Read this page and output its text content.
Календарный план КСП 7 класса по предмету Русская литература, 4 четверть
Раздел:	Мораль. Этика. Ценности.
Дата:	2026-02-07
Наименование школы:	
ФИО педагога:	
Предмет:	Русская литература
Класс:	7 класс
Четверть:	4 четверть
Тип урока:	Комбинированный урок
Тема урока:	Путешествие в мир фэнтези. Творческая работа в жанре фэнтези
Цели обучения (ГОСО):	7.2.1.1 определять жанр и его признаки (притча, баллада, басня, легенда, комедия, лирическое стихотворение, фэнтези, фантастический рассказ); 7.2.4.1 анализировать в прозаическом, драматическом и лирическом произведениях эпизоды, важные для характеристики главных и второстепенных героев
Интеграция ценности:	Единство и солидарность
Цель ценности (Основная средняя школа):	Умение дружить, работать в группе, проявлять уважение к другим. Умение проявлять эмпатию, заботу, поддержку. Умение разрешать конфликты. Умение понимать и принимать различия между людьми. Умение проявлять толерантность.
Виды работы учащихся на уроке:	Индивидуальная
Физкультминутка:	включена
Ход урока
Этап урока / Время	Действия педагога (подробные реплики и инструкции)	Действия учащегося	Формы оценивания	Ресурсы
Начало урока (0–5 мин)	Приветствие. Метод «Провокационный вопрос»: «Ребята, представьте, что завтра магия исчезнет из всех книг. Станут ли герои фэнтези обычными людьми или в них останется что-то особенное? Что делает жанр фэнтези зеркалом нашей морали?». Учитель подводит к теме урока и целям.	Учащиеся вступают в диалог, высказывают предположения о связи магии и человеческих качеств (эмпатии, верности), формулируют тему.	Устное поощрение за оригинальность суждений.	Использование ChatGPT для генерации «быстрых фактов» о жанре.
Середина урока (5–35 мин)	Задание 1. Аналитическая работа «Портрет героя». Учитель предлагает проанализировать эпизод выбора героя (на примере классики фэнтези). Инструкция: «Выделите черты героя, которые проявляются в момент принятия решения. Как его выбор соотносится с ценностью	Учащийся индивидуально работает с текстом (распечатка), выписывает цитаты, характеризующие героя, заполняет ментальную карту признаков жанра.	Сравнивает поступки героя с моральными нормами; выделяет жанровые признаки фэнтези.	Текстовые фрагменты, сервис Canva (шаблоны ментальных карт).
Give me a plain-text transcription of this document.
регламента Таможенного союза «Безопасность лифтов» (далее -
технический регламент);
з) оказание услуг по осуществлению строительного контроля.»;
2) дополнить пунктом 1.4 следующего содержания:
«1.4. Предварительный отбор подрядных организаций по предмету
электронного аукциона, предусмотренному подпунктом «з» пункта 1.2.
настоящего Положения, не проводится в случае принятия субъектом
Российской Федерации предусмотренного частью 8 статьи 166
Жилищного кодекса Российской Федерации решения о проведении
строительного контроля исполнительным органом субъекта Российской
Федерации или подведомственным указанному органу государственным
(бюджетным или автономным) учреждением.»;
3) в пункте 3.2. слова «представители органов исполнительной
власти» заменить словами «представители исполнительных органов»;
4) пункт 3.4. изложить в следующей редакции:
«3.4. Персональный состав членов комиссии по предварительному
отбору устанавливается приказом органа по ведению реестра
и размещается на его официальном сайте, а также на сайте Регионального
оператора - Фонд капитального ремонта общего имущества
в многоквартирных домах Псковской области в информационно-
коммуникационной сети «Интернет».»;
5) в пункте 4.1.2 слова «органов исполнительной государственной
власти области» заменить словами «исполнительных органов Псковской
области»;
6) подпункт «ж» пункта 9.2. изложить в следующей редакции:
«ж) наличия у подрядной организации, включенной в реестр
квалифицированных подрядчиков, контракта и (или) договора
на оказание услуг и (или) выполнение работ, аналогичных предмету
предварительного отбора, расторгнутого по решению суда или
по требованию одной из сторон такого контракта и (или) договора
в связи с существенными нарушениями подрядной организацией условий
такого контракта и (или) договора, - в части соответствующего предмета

================================

EXERCISE PROMPT » Search the data for the word "предмету" and copy each line where it appears.

THE SOLUTION »
Календарный план КСП 7 класса по предмету Русская литература, 4 четверть
«1.4. Предварительный отбор подрядных организаций по предмету
на оказание услуг и (или) выполнение работ, аналогичных предмету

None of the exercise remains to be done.